Data for processing start

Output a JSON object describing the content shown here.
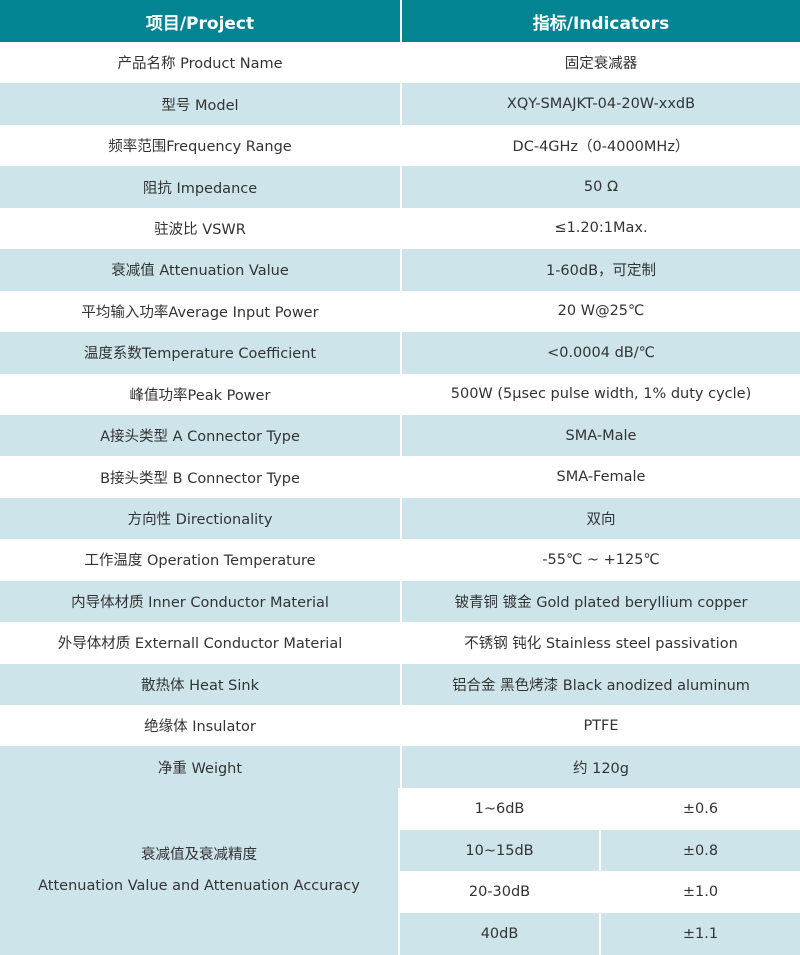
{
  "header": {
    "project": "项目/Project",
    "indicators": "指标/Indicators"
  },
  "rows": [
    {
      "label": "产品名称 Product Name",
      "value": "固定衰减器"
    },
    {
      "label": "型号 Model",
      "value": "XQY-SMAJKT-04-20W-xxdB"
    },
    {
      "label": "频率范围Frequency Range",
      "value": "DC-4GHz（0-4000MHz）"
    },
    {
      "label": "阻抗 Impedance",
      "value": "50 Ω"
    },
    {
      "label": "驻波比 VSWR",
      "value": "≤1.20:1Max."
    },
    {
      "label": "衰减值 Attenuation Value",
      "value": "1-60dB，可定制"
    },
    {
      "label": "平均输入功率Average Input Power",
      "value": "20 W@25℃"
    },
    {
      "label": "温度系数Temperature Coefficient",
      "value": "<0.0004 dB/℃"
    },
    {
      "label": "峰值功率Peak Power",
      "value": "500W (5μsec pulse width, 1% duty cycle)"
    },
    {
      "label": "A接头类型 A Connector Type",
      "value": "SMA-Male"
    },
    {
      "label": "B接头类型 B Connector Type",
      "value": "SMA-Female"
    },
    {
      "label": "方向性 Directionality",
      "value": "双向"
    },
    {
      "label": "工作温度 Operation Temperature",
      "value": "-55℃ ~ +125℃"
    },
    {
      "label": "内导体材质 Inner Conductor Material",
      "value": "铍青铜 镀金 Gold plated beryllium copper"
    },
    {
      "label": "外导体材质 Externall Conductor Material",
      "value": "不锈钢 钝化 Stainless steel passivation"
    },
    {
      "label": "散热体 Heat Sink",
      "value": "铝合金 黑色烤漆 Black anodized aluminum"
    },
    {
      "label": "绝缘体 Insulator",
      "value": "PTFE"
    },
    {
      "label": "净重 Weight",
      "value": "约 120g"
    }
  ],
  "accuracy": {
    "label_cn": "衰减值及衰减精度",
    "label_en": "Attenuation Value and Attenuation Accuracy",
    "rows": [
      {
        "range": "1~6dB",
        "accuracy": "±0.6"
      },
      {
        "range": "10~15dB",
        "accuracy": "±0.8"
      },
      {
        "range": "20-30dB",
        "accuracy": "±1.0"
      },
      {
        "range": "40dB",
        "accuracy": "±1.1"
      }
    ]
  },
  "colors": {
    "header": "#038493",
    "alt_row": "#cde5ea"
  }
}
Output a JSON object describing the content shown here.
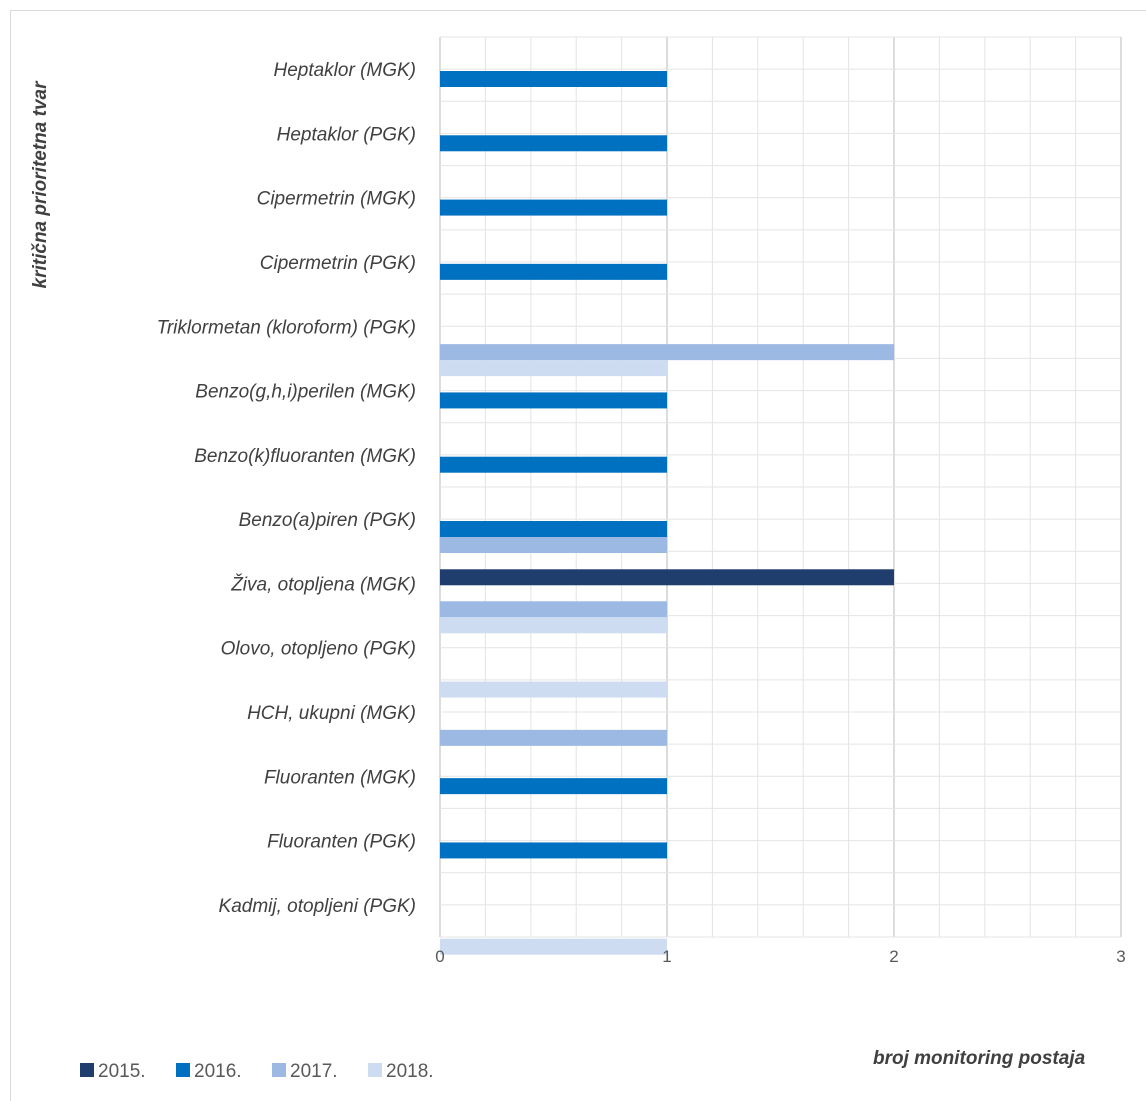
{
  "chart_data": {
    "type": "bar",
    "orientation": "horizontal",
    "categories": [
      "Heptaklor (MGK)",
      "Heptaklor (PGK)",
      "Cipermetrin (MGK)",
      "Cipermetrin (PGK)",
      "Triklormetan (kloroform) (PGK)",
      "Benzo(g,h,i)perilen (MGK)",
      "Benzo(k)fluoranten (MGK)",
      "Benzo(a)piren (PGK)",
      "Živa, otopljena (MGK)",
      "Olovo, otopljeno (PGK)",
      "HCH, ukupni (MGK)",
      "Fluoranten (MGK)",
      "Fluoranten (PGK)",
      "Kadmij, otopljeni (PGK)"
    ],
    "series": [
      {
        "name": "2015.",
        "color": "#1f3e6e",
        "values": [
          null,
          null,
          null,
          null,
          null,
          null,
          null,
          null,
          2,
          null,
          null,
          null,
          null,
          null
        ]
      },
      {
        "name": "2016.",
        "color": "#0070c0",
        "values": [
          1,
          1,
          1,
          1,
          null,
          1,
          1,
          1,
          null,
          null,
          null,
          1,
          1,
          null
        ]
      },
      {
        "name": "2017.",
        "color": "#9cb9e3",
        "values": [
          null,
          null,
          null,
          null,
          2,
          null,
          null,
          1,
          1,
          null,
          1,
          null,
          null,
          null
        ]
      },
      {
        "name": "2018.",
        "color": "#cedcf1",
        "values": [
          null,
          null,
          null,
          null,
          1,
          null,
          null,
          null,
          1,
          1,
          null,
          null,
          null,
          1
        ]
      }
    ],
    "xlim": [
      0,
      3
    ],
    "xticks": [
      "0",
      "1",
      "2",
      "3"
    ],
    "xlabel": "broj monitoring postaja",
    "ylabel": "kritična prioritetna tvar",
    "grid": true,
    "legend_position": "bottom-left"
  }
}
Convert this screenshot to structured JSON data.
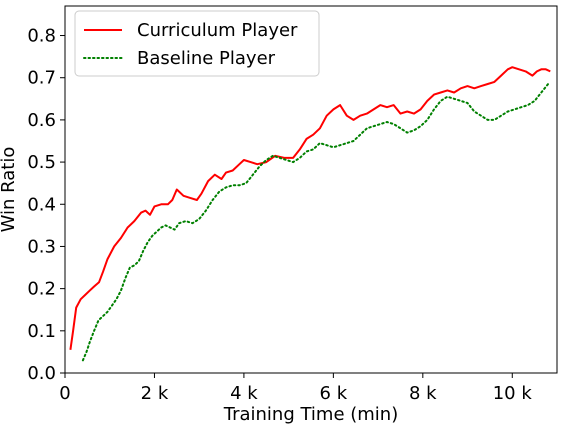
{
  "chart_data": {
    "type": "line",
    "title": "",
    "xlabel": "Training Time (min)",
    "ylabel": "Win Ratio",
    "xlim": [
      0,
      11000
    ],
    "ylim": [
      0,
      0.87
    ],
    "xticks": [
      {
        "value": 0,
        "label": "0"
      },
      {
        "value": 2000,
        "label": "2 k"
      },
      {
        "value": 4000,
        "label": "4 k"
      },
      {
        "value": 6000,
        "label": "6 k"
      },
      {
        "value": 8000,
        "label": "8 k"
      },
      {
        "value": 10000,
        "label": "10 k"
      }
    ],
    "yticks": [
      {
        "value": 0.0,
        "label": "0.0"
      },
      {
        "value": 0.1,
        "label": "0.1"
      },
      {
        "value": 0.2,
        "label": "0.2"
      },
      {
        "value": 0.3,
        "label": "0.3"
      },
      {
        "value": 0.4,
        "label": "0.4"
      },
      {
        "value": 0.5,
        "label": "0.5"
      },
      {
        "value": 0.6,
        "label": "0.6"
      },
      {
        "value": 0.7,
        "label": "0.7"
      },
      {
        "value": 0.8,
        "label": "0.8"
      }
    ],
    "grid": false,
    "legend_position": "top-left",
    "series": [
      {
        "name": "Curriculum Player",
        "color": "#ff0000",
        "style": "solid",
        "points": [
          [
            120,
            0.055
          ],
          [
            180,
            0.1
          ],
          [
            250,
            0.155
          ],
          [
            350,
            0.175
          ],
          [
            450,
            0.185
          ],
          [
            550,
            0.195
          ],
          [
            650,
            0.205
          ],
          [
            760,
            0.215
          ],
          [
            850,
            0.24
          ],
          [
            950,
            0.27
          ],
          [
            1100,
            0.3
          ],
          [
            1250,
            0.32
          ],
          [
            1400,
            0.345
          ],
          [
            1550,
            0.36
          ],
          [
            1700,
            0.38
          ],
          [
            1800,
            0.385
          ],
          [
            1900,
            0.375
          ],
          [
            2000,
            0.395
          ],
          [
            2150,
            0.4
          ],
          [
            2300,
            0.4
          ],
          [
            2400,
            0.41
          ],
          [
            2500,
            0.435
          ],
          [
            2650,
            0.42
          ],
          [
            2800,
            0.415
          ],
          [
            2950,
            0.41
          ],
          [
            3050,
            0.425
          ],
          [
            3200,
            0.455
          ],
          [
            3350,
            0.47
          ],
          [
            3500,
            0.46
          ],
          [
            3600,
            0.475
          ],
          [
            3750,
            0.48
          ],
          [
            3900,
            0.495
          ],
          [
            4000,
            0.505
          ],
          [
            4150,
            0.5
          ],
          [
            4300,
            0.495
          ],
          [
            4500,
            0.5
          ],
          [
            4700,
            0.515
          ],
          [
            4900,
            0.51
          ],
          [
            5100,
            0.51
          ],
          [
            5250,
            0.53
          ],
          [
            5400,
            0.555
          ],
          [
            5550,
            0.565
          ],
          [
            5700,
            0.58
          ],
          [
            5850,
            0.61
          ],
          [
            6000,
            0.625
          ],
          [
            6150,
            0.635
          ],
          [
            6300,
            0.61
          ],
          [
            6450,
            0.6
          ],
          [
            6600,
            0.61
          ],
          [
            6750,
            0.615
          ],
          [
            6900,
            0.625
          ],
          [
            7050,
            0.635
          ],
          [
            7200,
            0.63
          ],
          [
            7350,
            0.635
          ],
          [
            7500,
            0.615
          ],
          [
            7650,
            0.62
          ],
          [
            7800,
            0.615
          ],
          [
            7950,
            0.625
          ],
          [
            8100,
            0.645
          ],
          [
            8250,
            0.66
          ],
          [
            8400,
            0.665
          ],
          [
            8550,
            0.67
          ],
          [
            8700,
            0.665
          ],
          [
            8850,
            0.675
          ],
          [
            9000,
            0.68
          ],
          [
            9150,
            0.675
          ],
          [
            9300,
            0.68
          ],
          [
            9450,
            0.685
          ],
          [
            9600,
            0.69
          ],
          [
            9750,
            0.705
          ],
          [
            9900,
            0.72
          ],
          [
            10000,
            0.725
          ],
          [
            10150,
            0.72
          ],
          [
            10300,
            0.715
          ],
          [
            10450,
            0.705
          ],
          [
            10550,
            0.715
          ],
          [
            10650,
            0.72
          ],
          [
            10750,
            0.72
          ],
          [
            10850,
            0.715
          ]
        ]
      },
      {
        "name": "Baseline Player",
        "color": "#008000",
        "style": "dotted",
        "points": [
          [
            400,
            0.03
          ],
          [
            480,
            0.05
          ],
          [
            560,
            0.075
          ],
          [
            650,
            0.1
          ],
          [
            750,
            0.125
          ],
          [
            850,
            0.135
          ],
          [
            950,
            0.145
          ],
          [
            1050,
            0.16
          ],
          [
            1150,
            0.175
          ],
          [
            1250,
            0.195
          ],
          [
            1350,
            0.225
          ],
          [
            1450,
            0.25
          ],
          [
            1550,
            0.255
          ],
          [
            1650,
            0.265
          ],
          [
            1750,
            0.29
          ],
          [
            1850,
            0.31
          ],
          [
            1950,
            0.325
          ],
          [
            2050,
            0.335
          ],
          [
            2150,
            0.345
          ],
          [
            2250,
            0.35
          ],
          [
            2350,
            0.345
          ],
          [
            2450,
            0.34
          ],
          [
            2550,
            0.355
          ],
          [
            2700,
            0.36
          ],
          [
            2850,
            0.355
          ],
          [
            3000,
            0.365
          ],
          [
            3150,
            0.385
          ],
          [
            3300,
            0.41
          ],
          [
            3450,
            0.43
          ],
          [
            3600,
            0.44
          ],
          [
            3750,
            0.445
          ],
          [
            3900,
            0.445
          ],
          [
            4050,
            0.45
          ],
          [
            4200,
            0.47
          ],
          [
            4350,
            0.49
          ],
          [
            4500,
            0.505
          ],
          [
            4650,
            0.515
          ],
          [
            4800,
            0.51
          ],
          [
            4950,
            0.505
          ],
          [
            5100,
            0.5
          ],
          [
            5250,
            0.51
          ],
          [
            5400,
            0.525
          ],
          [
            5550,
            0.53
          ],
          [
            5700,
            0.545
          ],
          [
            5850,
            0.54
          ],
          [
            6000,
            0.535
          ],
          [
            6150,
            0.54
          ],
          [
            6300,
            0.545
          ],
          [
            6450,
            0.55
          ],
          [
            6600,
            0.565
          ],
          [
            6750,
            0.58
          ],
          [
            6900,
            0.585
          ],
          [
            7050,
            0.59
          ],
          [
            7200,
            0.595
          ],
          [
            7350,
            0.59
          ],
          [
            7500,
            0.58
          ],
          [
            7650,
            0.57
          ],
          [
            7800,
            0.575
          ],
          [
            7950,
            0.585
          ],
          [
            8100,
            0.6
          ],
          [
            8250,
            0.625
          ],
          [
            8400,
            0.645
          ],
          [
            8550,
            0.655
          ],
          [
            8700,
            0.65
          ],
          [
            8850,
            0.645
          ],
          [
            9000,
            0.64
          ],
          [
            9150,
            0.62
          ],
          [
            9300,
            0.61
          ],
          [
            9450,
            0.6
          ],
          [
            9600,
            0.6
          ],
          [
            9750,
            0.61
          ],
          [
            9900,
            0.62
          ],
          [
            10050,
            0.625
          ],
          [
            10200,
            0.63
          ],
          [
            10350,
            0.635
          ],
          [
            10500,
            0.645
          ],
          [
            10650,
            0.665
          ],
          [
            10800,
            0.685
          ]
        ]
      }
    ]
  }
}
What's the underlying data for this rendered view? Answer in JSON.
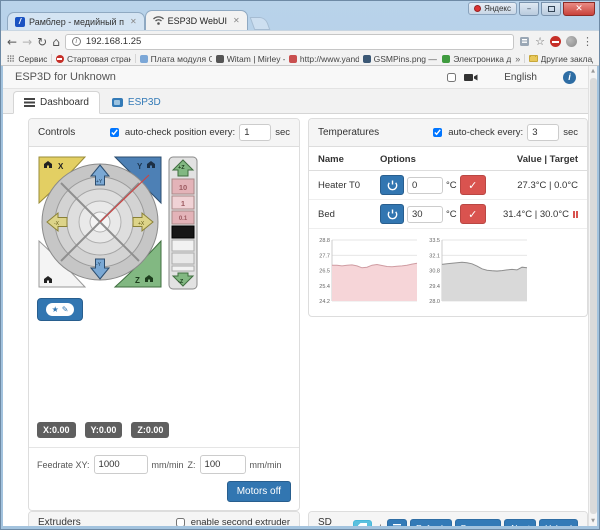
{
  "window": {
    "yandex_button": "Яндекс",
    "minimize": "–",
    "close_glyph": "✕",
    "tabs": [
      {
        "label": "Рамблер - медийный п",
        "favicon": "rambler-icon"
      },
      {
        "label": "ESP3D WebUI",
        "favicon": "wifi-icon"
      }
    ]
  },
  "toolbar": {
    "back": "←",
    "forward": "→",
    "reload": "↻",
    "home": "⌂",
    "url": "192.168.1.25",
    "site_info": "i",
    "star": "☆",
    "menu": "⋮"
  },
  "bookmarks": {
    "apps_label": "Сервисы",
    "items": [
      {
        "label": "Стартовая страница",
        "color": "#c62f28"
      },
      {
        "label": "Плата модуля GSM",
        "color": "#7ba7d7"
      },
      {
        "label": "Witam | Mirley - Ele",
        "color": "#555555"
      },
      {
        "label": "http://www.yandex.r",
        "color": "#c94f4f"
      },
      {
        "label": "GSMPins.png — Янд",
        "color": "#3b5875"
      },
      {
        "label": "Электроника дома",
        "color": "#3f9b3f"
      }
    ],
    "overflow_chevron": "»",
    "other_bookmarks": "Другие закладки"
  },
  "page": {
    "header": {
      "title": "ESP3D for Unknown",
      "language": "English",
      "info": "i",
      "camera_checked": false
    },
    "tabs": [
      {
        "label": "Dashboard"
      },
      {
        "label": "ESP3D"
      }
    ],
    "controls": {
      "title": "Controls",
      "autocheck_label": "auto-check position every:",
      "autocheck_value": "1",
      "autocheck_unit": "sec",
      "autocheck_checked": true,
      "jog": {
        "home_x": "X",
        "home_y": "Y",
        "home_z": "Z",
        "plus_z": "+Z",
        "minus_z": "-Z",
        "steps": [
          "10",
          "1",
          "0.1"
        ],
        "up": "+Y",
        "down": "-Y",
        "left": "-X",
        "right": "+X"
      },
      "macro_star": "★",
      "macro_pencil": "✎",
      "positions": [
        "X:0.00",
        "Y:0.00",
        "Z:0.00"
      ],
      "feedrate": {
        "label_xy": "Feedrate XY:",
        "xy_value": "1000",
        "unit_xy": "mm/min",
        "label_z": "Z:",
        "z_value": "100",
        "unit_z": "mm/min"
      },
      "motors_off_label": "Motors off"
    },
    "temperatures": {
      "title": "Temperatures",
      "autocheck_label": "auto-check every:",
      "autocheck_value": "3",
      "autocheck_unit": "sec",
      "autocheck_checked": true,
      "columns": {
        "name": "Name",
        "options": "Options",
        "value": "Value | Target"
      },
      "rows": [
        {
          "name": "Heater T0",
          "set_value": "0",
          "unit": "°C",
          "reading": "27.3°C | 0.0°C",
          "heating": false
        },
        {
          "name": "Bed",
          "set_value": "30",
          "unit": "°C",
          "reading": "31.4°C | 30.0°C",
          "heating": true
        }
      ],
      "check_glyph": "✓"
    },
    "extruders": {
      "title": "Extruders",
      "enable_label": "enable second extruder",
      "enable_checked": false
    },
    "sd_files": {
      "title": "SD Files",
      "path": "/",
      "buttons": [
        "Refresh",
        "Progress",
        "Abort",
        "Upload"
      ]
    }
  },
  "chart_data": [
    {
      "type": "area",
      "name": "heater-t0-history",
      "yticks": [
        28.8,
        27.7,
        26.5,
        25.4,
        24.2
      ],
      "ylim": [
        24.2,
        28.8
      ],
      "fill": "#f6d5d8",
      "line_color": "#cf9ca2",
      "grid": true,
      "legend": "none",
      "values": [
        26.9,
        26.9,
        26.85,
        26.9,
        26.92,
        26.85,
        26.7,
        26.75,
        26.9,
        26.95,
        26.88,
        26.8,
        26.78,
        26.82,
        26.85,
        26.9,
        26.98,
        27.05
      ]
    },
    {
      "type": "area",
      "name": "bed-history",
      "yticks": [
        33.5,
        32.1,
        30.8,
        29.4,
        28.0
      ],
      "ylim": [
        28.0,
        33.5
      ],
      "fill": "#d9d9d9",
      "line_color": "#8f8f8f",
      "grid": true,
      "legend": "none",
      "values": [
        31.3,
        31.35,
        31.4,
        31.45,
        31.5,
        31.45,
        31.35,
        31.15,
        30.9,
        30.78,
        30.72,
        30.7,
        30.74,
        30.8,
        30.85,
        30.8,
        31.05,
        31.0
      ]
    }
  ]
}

Data for processing end

Aim –
Copy each line of the records above that carries the word "title".

Task result –
    "title": "",
      "title": "ESP3D for Unknown",
      "title": "Controls",
      "title": "Temperatures",
      "title": "Extruders",
      "title": "SD Files",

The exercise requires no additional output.